#### [Set task]
Using the listing beneath this task, count the lines with the word "participants" and write only the result.

Dataset rows:
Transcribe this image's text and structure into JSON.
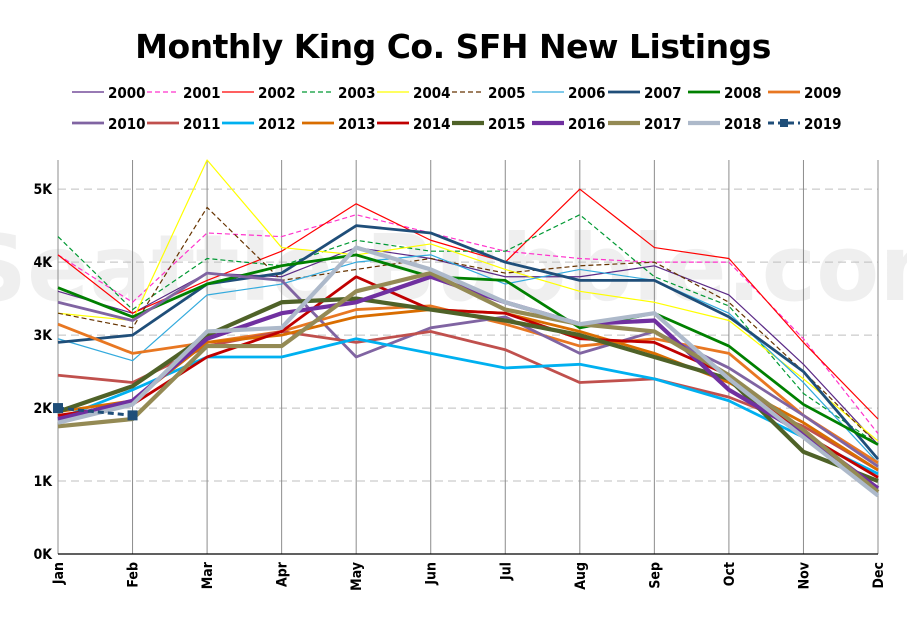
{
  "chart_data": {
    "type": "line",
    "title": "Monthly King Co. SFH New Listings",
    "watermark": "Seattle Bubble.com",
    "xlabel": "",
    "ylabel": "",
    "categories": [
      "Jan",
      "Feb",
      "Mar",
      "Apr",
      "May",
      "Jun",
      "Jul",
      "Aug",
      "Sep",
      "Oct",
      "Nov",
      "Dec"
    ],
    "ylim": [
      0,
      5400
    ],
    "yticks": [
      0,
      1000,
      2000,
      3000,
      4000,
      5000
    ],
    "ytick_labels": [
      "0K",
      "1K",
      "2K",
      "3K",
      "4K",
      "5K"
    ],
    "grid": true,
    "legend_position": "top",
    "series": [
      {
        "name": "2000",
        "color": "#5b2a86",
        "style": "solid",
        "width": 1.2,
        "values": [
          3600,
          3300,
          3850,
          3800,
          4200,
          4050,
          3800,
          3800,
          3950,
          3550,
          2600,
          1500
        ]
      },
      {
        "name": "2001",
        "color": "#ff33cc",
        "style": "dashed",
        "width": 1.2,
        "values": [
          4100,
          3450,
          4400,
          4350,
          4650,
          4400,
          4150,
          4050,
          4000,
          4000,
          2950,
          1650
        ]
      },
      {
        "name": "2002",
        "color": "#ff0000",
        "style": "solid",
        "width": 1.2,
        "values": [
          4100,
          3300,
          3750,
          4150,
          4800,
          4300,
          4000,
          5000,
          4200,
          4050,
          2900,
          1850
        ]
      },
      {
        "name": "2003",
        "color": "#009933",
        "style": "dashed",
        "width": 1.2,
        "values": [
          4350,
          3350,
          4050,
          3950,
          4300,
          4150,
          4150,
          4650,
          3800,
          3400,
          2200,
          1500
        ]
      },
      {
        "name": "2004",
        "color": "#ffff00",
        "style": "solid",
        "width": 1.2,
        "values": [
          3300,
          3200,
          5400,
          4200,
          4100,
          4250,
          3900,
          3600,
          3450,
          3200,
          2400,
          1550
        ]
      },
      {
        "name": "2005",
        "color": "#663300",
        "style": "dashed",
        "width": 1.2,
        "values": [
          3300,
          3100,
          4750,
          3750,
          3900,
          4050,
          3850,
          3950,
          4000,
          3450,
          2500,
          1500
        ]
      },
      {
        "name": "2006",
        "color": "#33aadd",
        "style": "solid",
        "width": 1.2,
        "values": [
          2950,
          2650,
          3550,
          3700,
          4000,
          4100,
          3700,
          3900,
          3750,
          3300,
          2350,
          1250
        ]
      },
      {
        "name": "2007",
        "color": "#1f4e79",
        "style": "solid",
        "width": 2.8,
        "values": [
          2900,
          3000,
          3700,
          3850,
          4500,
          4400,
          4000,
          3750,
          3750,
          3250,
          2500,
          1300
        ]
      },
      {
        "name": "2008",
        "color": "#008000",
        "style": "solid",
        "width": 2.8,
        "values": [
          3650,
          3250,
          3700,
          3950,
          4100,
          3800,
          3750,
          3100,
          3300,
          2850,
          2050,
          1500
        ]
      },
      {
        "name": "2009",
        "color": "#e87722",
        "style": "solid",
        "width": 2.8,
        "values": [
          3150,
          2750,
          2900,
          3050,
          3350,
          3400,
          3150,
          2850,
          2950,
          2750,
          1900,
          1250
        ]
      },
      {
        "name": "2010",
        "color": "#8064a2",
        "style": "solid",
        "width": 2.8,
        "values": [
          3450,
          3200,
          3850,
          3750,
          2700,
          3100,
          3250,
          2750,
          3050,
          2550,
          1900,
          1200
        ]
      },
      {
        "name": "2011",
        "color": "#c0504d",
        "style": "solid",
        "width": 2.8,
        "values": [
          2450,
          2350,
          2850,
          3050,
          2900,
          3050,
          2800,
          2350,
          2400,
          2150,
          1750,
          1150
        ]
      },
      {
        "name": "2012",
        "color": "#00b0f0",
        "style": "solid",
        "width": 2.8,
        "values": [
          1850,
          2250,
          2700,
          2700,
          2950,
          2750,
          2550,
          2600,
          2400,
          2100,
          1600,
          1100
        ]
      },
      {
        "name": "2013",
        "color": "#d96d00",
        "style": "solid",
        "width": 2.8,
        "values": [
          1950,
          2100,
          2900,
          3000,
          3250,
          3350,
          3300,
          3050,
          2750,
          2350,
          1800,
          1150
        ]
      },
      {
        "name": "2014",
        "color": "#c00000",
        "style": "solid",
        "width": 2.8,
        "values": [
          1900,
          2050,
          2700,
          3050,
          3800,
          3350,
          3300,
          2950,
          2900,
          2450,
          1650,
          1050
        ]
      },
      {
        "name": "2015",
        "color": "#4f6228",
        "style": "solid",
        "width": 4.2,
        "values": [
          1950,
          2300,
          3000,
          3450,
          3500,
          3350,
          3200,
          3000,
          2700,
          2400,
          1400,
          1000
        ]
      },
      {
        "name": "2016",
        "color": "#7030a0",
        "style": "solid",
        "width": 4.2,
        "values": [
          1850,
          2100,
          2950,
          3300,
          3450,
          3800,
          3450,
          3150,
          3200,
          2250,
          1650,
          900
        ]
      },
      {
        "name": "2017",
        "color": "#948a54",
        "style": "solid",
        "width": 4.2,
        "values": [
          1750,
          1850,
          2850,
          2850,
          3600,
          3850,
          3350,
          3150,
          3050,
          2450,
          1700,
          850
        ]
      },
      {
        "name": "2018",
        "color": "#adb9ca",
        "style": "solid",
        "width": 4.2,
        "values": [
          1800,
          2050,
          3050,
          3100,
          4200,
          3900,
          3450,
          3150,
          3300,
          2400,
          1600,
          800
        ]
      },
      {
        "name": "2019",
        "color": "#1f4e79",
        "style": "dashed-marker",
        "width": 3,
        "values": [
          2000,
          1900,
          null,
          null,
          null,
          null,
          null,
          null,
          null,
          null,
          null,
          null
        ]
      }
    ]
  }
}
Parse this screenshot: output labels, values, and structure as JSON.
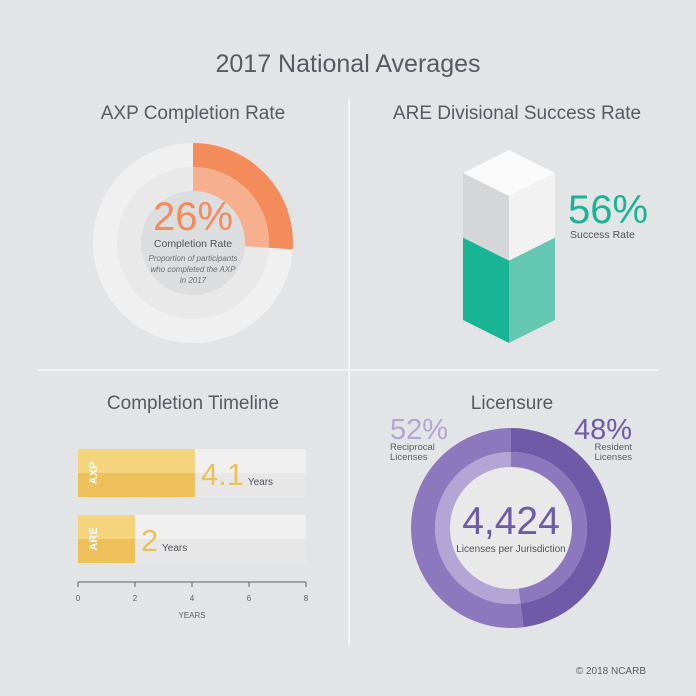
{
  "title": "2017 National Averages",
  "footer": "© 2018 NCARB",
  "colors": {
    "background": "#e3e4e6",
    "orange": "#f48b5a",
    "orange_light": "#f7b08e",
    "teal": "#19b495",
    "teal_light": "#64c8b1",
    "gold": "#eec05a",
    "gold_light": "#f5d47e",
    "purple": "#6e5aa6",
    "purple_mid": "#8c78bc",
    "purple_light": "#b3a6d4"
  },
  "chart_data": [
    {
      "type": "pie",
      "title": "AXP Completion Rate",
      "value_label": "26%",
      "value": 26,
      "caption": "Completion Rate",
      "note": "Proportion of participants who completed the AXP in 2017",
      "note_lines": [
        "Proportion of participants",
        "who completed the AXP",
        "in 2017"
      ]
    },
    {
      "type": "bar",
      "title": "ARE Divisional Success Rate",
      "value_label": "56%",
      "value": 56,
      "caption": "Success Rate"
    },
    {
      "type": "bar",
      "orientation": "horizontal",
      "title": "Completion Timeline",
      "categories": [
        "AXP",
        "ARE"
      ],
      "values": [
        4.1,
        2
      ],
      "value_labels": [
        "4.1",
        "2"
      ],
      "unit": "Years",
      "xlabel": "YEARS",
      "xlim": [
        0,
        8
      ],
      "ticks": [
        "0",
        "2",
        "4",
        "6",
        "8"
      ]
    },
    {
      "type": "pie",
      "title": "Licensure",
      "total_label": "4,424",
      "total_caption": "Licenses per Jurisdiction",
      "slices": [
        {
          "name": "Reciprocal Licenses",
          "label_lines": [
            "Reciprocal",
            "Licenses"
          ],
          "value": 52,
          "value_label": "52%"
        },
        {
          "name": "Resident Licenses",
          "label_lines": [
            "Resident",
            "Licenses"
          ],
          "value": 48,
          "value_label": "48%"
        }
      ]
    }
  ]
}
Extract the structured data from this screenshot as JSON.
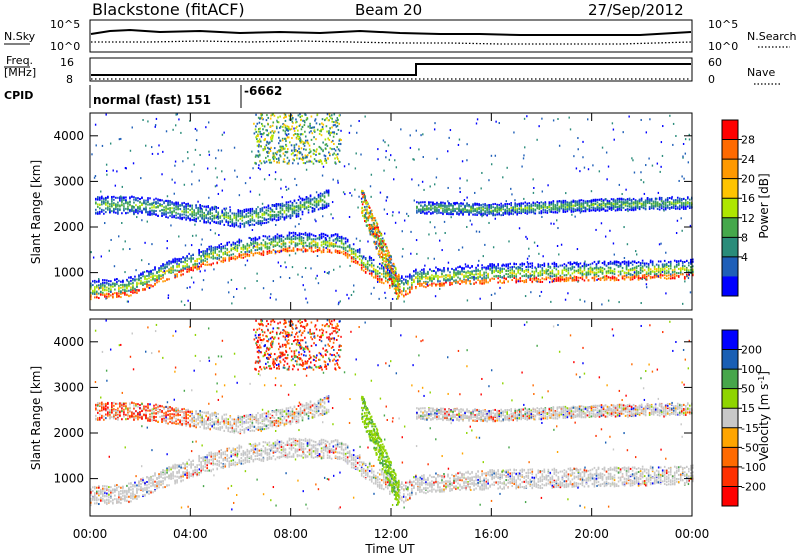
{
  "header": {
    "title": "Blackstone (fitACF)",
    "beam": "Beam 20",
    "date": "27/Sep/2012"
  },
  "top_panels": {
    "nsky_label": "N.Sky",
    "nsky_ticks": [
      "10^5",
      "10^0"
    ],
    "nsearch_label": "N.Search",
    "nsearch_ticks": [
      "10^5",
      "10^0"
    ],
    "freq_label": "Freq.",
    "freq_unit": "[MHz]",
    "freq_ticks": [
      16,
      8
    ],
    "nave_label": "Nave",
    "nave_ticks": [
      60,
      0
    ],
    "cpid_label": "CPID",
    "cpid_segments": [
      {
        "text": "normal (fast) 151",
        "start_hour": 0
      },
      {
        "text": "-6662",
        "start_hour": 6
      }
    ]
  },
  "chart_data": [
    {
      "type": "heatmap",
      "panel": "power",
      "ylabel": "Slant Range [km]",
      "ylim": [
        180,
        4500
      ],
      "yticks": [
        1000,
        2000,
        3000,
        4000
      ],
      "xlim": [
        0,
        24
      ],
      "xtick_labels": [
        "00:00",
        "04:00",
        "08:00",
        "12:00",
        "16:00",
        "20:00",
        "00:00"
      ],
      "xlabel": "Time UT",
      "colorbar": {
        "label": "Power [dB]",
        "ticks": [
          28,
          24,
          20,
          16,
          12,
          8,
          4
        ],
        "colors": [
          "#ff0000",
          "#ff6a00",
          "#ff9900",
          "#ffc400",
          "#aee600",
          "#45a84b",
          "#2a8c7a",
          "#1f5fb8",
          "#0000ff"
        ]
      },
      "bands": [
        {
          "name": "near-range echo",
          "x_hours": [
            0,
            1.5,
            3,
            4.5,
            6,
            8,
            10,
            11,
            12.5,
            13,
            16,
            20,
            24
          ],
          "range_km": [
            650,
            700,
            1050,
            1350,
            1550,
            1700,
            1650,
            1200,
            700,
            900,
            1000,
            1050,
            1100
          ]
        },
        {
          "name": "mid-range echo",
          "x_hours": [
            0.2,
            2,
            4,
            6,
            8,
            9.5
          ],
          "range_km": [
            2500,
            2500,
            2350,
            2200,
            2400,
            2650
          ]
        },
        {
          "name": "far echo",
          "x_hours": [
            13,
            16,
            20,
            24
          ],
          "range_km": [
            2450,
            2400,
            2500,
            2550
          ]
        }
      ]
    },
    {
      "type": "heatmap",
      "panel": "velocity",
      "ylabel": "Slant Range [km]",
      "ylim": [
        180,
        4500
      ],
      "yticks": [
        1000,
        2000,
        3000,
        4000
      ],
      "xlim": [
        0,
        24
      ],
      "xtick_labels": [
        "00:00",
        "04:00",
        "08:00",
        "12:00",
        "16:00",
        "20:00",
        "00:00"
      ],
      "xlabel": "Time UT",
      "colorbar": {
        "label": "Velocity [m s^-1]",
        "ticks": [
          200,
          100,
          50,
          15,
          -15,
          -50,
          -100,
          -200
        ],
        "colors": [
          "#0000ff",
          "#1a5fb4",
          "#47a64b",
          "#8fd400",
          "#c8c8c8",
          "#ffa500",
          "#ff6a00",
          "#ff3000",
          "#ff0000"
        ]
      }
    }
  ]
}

#### [Result for this exercise]
2